_INSTRUCTIONS FOR THE TASK:_
Omit every picture and output the rest of the records exactly as they are.

_DATA LINES:_
◇ ◇ ◇ ◇ ◇
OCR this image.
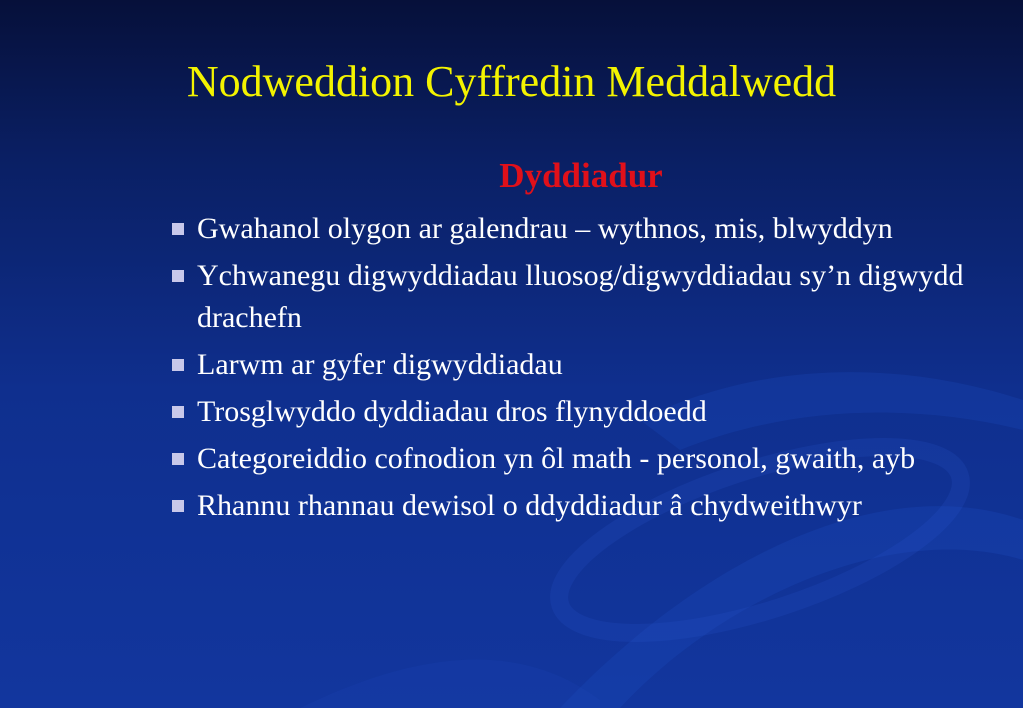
Nodweddion Cyffredin Meddalwedd
Dyddiadur
Gwahanol olygon ar galendrau – wythnos, mis, blwyddyn
Ychwanegu digwyddiadau lluosog/digwyddiadau sy’n digwydd drachefn
Larwm ar gyfer digwyddiadau
Trosglwyddo dyddiadau dros flynyddoedd
Categoreiddio cofnodion yn ôl math - personol, gwaith, ayb
Rhannu rhannau dewisol o ddyddiadur â chydweithwyr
◇ ◇ ◇ ◇ ◇
_SOLUTION:_
OCR this image.
Nodweddion Cyffredin Meddalwedd
Dyddiadur
Gwahanol olygon ar galendrau – wythnos, mis, blwyddyn
Ychwanegu digwyddiadau lluosog/digwyddiadau sy’n digwydd drachefn
Larwm ar gyfer digwyddiadau
Trosglwyddo dyddiadau dros flynyddoedd
Categoreiddio cofnodion yn ôl math - personol, gwaith, ayb
Rhannu rhannau dewisol o ddyddiadur â chydweithwyr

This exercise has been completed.